> _EXERCISE DETAILS_: Leave out the pictures and return every entry exactly as it appears.

> _LISTING_:
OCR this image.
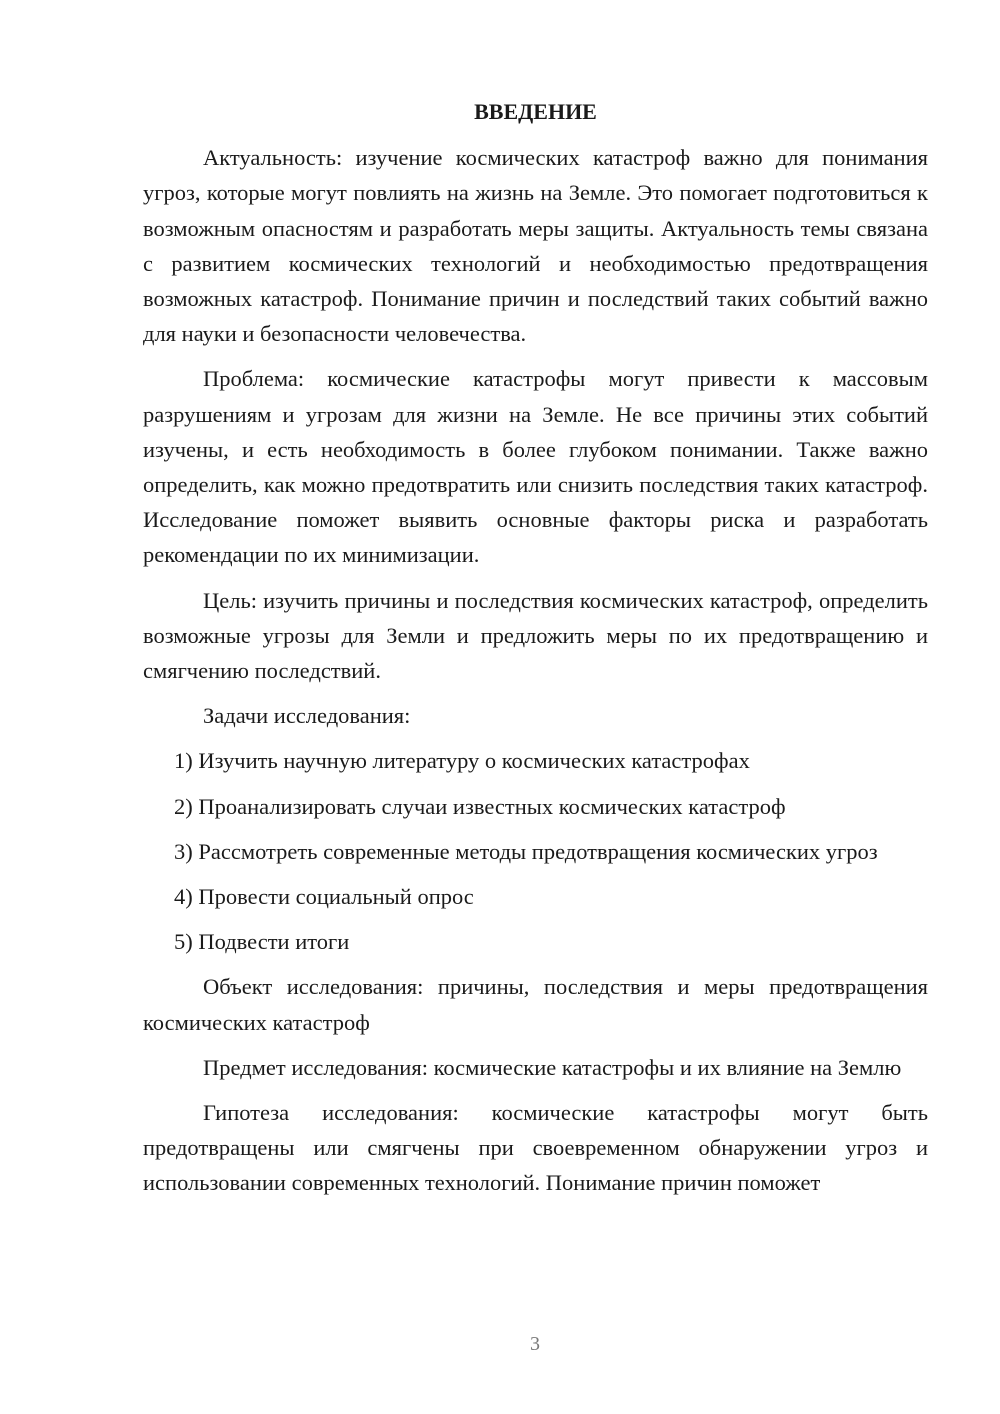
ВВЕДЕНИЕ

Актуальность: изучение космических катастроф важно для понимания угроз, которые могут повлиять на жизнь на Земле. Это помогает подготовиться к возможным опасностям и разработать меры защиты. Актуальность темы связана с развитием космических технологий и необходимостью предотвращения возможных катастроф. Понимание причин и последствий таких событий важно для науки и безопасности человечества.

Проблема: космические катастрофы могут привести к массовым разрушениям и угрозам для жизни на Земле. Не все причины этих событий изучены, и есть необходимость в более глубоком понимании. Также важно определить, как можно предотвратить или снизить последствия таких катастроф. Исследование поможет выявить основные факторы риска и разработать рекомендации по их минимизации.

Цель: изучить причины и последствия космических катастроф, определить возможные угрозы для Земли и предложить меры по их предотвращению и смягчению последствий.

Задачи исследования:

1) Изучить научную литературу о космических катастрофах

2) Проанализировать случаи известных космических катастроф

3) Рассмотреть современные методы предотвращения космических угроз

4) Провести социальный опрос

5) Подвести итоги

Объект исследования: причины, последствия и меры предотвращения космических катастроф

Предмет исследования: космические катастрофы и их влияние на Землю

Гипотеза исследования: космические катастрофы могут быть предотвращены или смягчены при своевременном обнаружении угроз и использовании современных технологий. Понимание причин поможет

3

> _COMPLETED TASK_:
OCR this image.
ВВЕДЕНИЕ

Актуальность: изучение космических катастроф важно для понимания угроз, которые могут повлиять на жизнь на Земле. Это помогает подготовиться к возможным опасностям и разработать меры защиты. Актуальность темы связана с развитием космических технологий и необходимостью предотвращения возможных катастроф. Понимание причин и последствий таких событий важно для науки и безопасности человечества.

Проблема: космические катастрофы могут привести к массовым разрушениям и угрозам для жизни на Земле. Не все причины этих событий изучены, и есть необходимость в более глубоком понимании. Также важно определить, как можно предотвратить или снизить последствия таких катастроф. Исследование поможет выявить основные факторы риска и разработать рекомендации по их минимизации.

Цель: изучить причины и последствия космических катастроф, определить возможные угрозы для Земли и предложить меры по их предотвращению и смягчению последствий.

Задачи исследования:

1) Изучить научную литературу о космических катастрофах

2) Проанализировать случаи известных космических катастроф

3) Рассмотреть современные методы предотвращения космических угроз

4) Провести социальный опрос

5) Подвести итоги

Объект исследования: причины, последствия и меры предотвращения космических катастроф

Предмет исследования: космические катастрофы и их влияние на Землю

Гипотеза исследования: космические катастрофы могут быть предотвращены или смягчены при своевременном обнаружении угроз и использовании современных технологий. Понимание причин поможет

3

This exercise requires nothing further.